* Task to complete
Every record must be repeated exactly, with no omission.

* Information given
·····

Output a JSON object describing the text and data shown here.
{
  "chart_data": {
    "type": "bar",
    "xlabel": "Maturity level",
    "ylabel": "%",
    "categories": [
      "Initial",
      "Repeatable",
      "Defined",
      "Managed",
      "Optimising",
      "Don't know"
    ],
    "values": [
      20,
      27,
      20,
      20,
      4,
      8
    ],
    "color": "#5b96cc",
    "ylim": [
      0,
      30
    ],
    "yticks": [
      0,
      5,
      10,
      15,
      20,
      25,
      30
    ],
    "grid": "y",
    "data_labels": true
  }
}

·····

* Full solution
Output a JSON object describing the text and data shown here.
{
  "chart_data": {
    "type": "bar",
    "xlabel": "Maturity level",
    "ylabel": "%",
    "categories": [
      "Initial",
      "Repeatable",
      "Defined",
      "Managed",
      "Optimising",
      "Don't know"
    ],
    "values": [
      20,
      27,
      20,
      20,
      4,
      8
    ],
    "color": "#5b96cc",
    "ylim": [
      0,
      30
    ],
    "yticks": [
      0,
      5,
      10,
      15,
      20,
      25,
      30
    ],
    "grid": "y",
    "data_labels": true
  }
}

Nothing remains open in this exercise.